Brief:
Output each line of the material exactly as it stands.

********************

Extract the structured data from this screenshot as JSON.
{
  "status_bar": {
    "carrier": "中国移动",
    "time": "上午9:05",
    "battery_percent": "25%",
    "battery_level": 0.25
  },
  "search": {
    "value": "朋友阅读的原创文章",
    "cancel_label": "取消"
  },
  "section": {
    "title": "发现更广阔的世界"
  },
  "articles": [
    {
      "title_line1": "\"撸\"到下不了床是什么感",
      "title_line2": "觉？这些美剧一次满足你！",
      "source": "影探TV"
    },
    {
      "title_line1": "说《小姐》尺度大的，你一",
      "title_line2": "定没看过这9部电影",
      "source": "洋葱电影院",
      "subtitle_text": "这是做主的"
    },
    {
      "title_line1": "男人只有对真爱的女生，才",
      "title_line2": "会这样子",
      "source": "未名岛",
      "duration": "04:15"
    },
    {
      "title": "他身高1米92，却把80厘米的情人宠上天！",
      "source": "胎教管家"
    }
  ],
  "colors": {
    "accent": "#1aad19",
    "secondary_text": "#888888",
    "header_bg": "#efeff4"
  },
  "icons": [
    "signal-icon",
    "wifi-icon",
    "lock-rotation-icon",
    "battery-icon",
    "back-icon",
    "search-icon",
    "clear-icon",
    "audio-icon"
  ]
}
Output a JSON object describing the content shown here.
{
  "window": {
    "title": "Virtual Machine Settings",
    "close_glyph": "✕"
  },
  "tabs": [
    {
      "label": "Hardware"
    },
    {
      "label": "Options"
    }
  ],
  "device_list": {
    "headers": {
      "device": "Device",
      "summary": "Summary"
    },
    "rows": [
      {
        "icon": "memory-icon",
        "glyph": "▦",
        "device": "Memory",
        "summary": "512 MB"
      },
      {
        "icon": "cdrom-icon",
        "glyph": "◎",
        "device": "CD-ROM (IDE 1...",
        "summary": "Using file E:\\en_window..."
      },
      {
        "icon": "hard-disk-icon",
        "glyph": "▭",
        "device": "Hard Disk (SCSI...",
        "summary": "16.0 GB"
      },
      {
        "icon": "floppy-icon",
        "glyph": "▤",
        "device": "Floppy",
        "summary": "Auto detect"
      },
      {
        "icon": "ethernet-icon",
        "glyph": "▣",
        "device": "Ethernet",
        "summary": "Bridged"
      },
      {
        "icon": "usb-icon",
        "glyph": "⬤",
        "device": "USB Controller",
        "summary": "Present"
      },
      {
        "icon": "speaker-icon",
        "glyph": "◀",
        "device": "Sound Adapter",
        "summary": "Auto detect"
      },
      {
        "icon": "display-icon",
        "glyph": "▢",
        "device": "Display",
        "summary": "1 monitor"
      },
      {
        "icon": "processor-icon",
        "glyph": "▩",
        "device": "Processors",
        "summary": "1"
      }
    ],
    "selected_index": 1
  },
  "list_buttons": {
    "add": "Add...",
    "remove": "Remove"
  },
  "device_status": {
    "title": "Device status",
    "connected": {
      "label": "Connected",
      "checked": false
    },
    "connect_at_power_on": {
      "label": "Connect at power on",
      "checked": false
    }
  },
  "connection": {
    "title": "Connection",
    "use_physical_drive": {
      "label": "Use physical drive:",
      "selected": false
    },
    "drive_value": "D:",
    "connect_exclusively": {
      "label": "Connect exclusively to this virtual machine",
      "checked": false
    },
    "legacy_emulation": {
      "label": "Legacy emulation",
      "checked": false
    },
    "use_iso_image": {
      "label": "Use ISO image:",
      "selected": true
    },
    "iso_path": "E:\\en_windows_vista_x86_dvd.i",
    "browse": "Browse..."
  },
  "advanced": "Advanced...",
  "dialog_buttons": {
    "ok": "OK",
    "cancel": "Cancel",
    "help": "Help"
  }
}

********************

Answer to this task:
Extract the structured data from this screenshot as JSON.
{
  "status_bar": {
    "carrier": "中国移动",
    "time": "上午9:05",
    "battery_percent": "25%",
    "battery_level": 0.25
  },
  "search": {
    "value": "朋友阅读的原创文章",
    "cancel_label": "取消"
  },
  "section": {
    "title": "发现更广阔的世界"
  },
  "articles": [
    {
      "title_line1": "\"撸\"到下不了床是什么感",
      "title_line2": "觉？这些美剧一次满足你！",
      "source": "影探TV"
    },
    {
      "title_line1": "说《小姐》尺度大的，你一",
      "title_line2": "定没看过这9部电影",
      "source": "洋葱电影院",
      "subtitle_text": "这是做主的"
    },
    {
      "title_line1": "男人只有对真爱的女生，才",
      "title_line2": "会这样子",
      "source": "未名岛",
      "duration": "04:15"
    },
    {
      "title": "他身高1米92，却把80厘米的情人宠上天！",
      "source": "胎教管家"
    }
  ],
  "colors": {
    "accent": "#1aad19",
    "secondary_text": "#888888",
    "header_bg": "#efeff4"
  },
  "icons": [
    "signal-icon",
    "wifi-icon",
    "lock-rotation-icon",
    "battery-icon",
    "back-icon",
    "search-icon",
    "clear-icon",
    "audio-icon"
  ]
}
Output a JSON object describing the content shown here.
{
  "window": {
    "title": "Virtual Machine Settings",
    "close_glyph": "✕"
  },
  "tabs": [
    {
      "label": "Hardware"
    },
    {
      "label": "Options"
    }
  ],
  "device_list": {
    "headers": {
      "device": "Device",
      "summary": "Summary"
    },
    "rows": [
      {
        "icon": "memory-icon",
        "glyph": "▦",
        "device": "Memory",
        "summary": "512 MB"
      },
      {
        "icon": "cdrom-icon",
        "glyph": "◎",
        "device": "CD-ROM (IDE 1...",
        "summary": "Using file E:\\en_window..."
      },
      {
        "icon": "hard-disk-icon",
        "glyph": "▭",
        "device": "Hard Disk (SCSI...",
        "summary": "16.0 GB"
      },
      {
        "icon": "floppy-icon",
        "glyph": "▤",
        "device": "Floppy",
        "summary": "Auto detect"
      },
      {
        "icon": "ethernet-icon",
        "glyph": "▣",
        "device": "Ethernet",
        "summary": "Bridged"
      },
      {
        "icon": "usb-icon",
        "glyph": "⬤",
        "device": "USB Controller",
        "summary": "Present"
      },
      {
        "icon": "speaker-icon",
        "glyph": "◀",
        "device": "Sound Adapter",
        "summary": "Auto detect"
      },
      {
        "icon": "display-icon",
        "glyph": "▢",
        "device": "Display",
        "summary": "1 monitor"
      },
      {
        "icon": "processor-icon",
        "glyph": "▩",
        "device": "Processors",
        "summary": "1"
      }
    ],
    "selected_index": 1
  },
  "list_buttons": {
    "add": "Add...",
    "remove": "Remove"
  },
  "device_status": {
    "title": "Device status",
    "connected": {
      "label": "Connected",
      "checked": false
    },
    "connect_at_power_on": {
      "label": "Connect at power on",
      "checked": false
    }
  },
  "connection": {
    "title": "Connection",
    "use_physical_drive": {
      "label": "Use physical drive:",
      "selected": false
    },
    "drive_value": "D:",
    "connect_exclusively": {
      "label": "Connect exclusively to this virtual machine",
      "checked": false
    },
    "legacy_emulation": {
      "label": "Legacy emulation",
      "checked": false
    },
    "use_iso_image": {
      "label": "Use ISO image:",
      "selected": true
    },
    "iso_path": "E:\\en_windows_vista_x86_dvd.i",
    "browse": "Browse..."
  },
  "advanced": "Advanced...",
  "dialog_buttons": {
    "ok": "OK",
    "cancel": "Cancel",
    "help": "Help"
  }
}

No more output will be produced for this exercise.